Exact reproduction of the data is required, with images excluded.

** begin **

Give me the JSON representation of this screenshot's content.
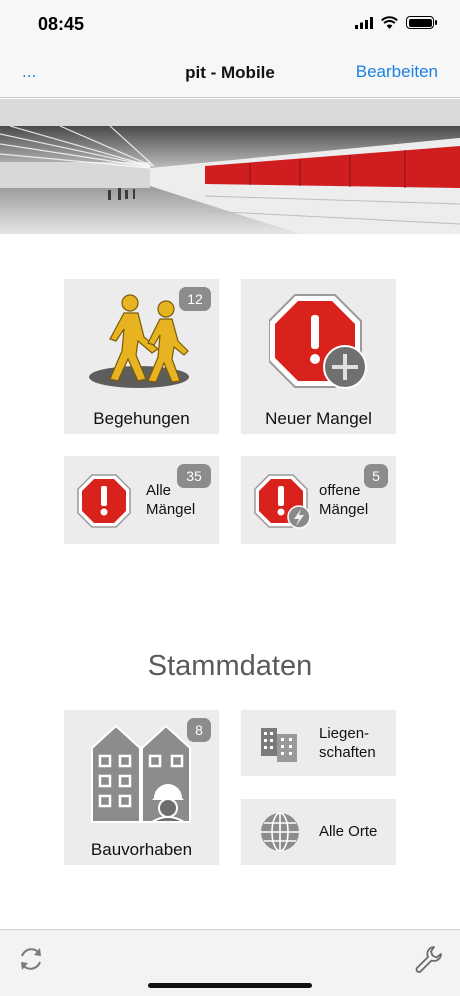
{
  "status_bar": {
    "time": "08:45"
  },
  "nav": {
    "left": "...",
    "title": "pit - Mobile",
    "right": "Bearbeiten"
  },
  "tiles": {
    "begehungen": {
      "label": "Begehungen",
      "badge": "12"
    },
    "neuer_mangel": {
      "label": "Neuer Mangel"
    },
    "alle_maengel": {
      "line1": "Alle",
      "line2": "Mängel",
      "badge": "35"
    },
    "offene_maengel": {
      "line1": "offene",
      "line2": "Mängel",
      "badge": "5"
    }
  },
  "stammdaten": {
    "title": "Stammdaten",
    "bauvorhaben": {
      "label": "Bauvorhaben",
      "badge": "8"
    },
    "liegenschaften": {
      "line1": "Liegen-",
      "line2": "schaften"
    },
    "alle_orte": {
      "label": "Alle Orte"
    }
  },
  "icons": {
    "walkers": "walkers-icon",
    "stop_plus": "stop-sign-plus-icon",
    "stop": "stop-sign-icon",
    "stop_lightning": "stop-sign-lightning-icon",
    "buildings": "buildings-icon",
    "office": "office-buildings-icon",
    "globe": "globe-icon",
    "sync": "sync-icon",
    "wrench": "wrench-icon"
  },
  "colors": {
    "accent": "#1a82e2",
    "alert_red": "#d9221c",
    "walker_yellow": "#e7b321",
    "badge": "#8c8c8c"
  }
}
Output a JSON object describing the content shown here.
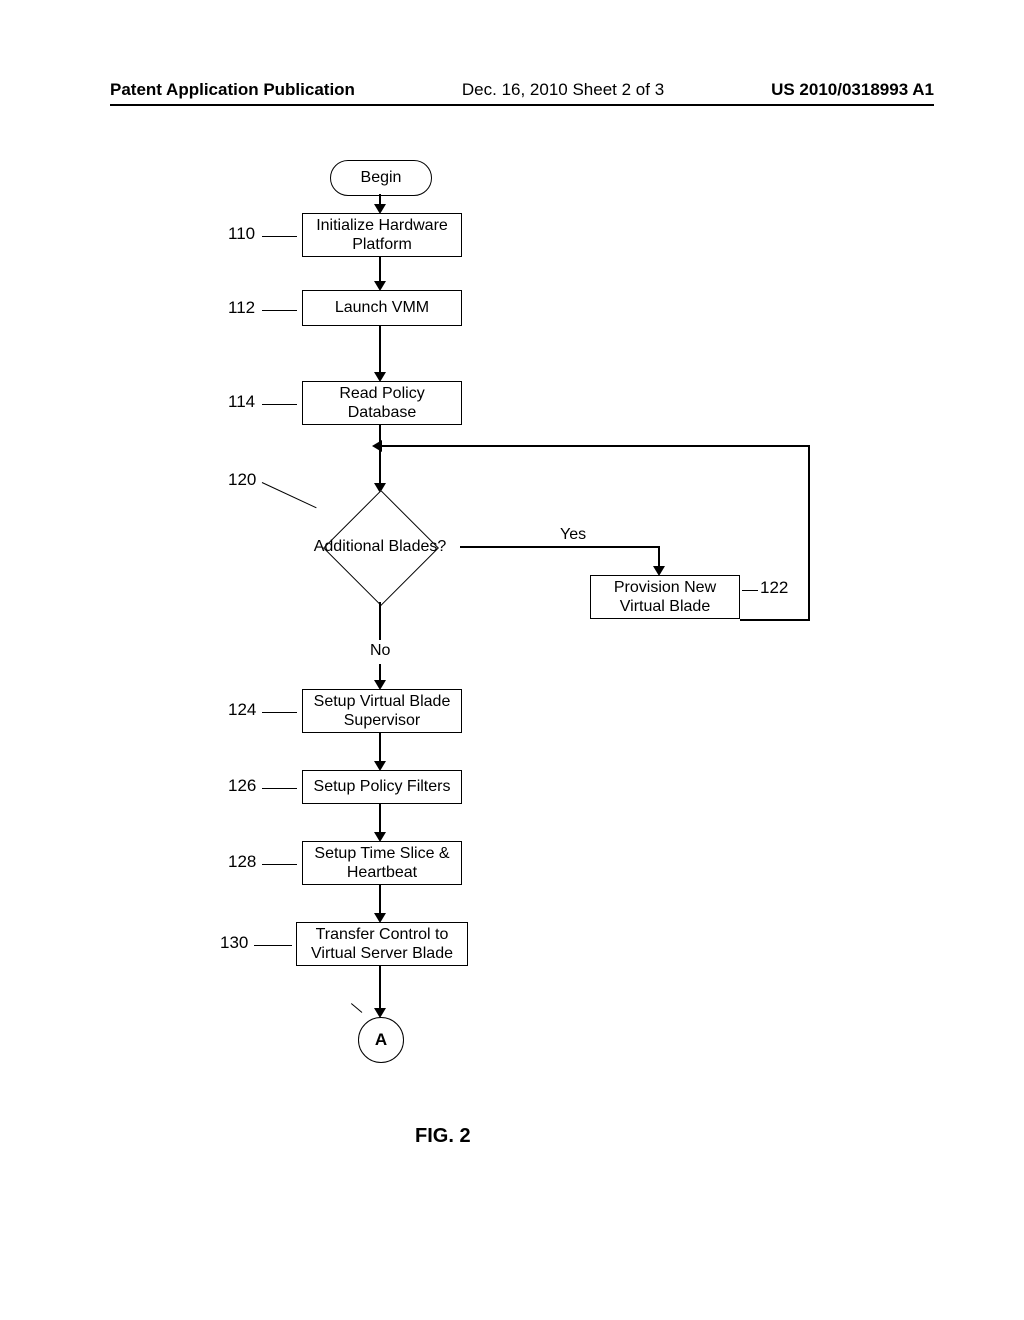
{
  "header": {
    "left": "Patent Application Publication",
    "mid": "Dec. 16, 2010  Sheet 2 of 3",
    "right": "US 2010/0318993 A1"
  },
  "figure_label": "FIG. 2",
  "terminator_begin": "Begin",
  "connector_A": "A",
  "decision": {
    "label": "Additional Blades?",
    "yes": "Yes",
    "no": "No"
  },
  "steps": {
    "s110": {
      "ref": "110",
      "text": "Initialize Hardware Platform"
    },
    "s112": {
      "ref": "112",
      "text": "Launch VMM"
    },
    "s114": {
      "ref": "114",
      "text": "Read Policy Database"
    },
    "s120": {
      "ref": "120"
    },
    "s122": {
      "ref": "122",
      "text": "Provision New Virtual Blade"
    },
    "s124": {
      "ref": "124",
      "text": "Setup Virtual Blade Supervisor"
    },
    "s126": {
      "ref": "126",
      "text": "Setup Policy Filters"
    },
    "s128": {
      "ref": "128",
      "text": "Setup Time Slice & Heartbeat"
    },
    "s130": {
      "ref": "130",
      "text": "Transfer Control to Virtual Server Blade"
    }
  }
}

** end **

=== RESPONSE TO THIS TASK ===
Give me the JSON representation of this screenshot's content.
{
  "status_bar": {
    "time": "08:45"
  },
  "nav": {
    "left": "...",
    "title": "pit - Mobile",
    "right": "Bearbeiten"
  },
  "tiles": {
    "begehungen": {
      "label": "Begehungen",
      "badge": "12"
    },
    "neuer_mangel": {
      "label": "Neuer Mangel"
    },
    "alle_maengel": {
      "line1": "Alle",
      "line2": "Mängel",
      "badge": "35"
    },
    "offene_maengel": {
      "line1": "offene",
      "line2": "Mängel",
      "badge": "5"
    }
  },
  "stammdaten": {
    "title": "Stammdaten",
    "bauvorhaben": {
      "label": "Bauvorhaben",
      "badge": "8"
    },
    "liegenschaften": {
      "line1": "Liegen-",
      "line2": "schaften"
    },
    "alle_orte": {
      "label": "Alle Orte"
    }
  },
  "icons": {
    "walkers": "walkers-icon",
    "stop_plus": "stop-sign-plus-icon",
    "stop": "stop-sign-icon",
    "stop_lightning": "stop-sign-lightning-icon",
    "buildings": "buildings-icon",
    "office": "office-buildings-icon",
    "globe": "globe-icon",
    "sync": "sync-icon",
    "wrench": "wrench-icon"
  },
  "colors": {
    "accent": "#1a82e2",
    "alert_red": "#d9221c",
    "walker_yellow": "#e7b321",
    "badge": "#8c8c8c"
  }
}
Output a JSON object describing the content shown here.
{
  "header": {
    "left": "Patent Application Publication",
    "mid": "Dec. 16, 2010  Sheet 2 of 3",
    "right": "US 2010/0318993 A1"
  },
  "figure_label": "FIG. 2",
  "terminator_begin": "Begin",
  "connector_A": "A",
  "decision": {
    "label": "Additional Blades?",
    "yes": "Yes",
    "no": "No"
  },
  "steps": {
    "s110": {
      "ref": "110",
      "text": "Initialize Hardware Platform"
    },
    "s112": {
      "ref": "112",
      "text": "Launch VMM"
    },
    "s114": {
      "ref": "114",
      "text": "Read Policy Database"
    },
    "s120": {
      "ref": "120"
    },
    "s122": {
      "ref": "122",
      "text": "Provision New Virtual Blade"
    },
    "s124": {
      "ref": "124",
      "text": "Setup Virtual Blade Supervisor"
    },
    "s126": {
      "ref": "126",
      "text": "Setup Policy Filters"
    },
    "s128": {
      "ref": "128",
      "text": "Setup Time Slice & Heartbeat"
    },
    "s130": {
      "ref": "130",
      "text": "Transfer Control to Virtual Server Blade"
    }
  }
}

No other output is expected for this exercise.